PROBLEM TO WORK ON:
Below is a listing to write out in full, exactly as given, without its pictures.

━━━━━━━━━━━━━━━━━━━━

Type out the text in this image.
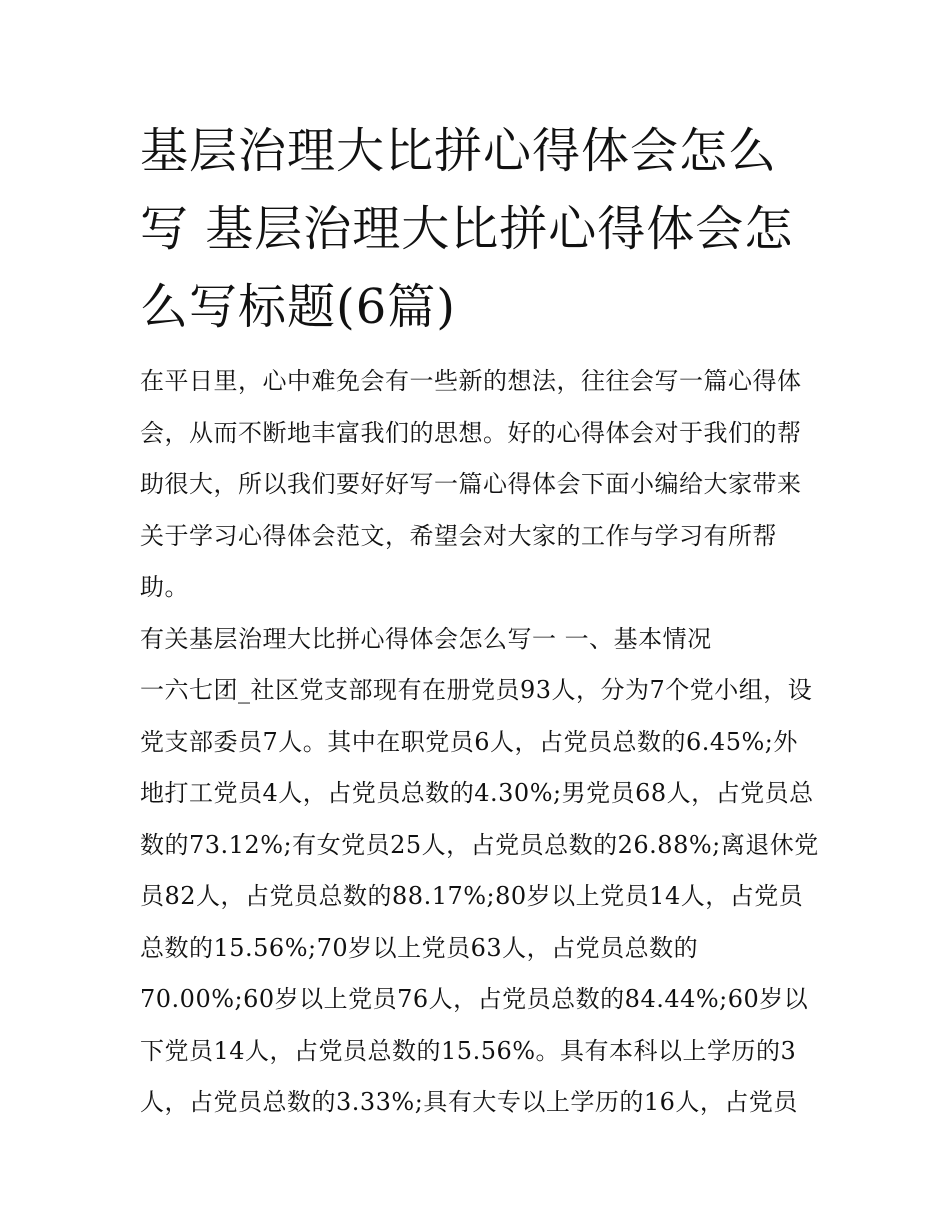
基层治理大比拼心得体会怎么写 基层治理大比拼心得体会怎么写标题(6篇)

在平日里，心中难免会有一些新的想法，往往会写一篇心得体会，从而不断地丰富我们的思想。好的心得体会对于我们的帮助很大，所以我们要好好写一篇心得体会下面小编给大家带来关于学习心得体会范文，希望会对大家的工作与学习有所帮助。

有关基层治理大比拼心得体会怎么写一 一、基本情况

一六七团_社区党支部现有在册党员93人，分为7个党小组，设党支部委员7人。其中在职党员6人，占党员总数的6.45%;外地打工党员4人，占党员总数的4.30%;男党员68人，占党员总数的73.12%;有女党员25人，占党员总数的26.88%;离退休党员82人，占党员总数的88.17%;80岁以上党员14人，占党员总数的15.56%;70岁以上党员63人，占党员总数的70.00%;60岁以上党员76人，占党员总数的84.44%;60岁以下党员14人，占党员总数的15.56%。具有本科以上学历的3人，占党员总数的3.33%;具有大专以上学历的16人，占党员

━━━━━━━━━━━━━━━━━━━━

WORKED SOLUTION:
Type out the text in this image.
基层治理大比拼心得体会怎么写 基层治理大比拼心得体会怎么写标题(6篇)

在平日里，心中难免会有一些新的想法，往往会写一篇心得体会，从而不断地丰富我们的思想。好的心得体会对于我们的帮助很大，所以我们要好好写一篇心得体会下面小编给大家带来关于学习心得体会范文，希望会对大家的工作与学习有所帮助。

有关基层治理大比拼心得体会怎么写一 一、基本情况

一六七团_社区党支部现有在册党员93人，分为7个党小组，设党支部委员7人。其中在职党员6人，占党员总数的6.45%;外地打工党员4人，占党员总数的4.30%;男党员68人，占党员总数的73.12%;有女党员25人，占党员总数的26.88%;离退休党员82人，占党员总数的88.17%;80岁以上党员14人，占党员总数的15.56%;70岁以上党员63人，占党员总数的70.00%;60岁以上党员76人，占党员总数的84.44%;60岁以下党员14人，占党员总数的15.56%。具有本科以上学历的3人，占党员总数的3.33%;具有大专以上学历的16人，占党员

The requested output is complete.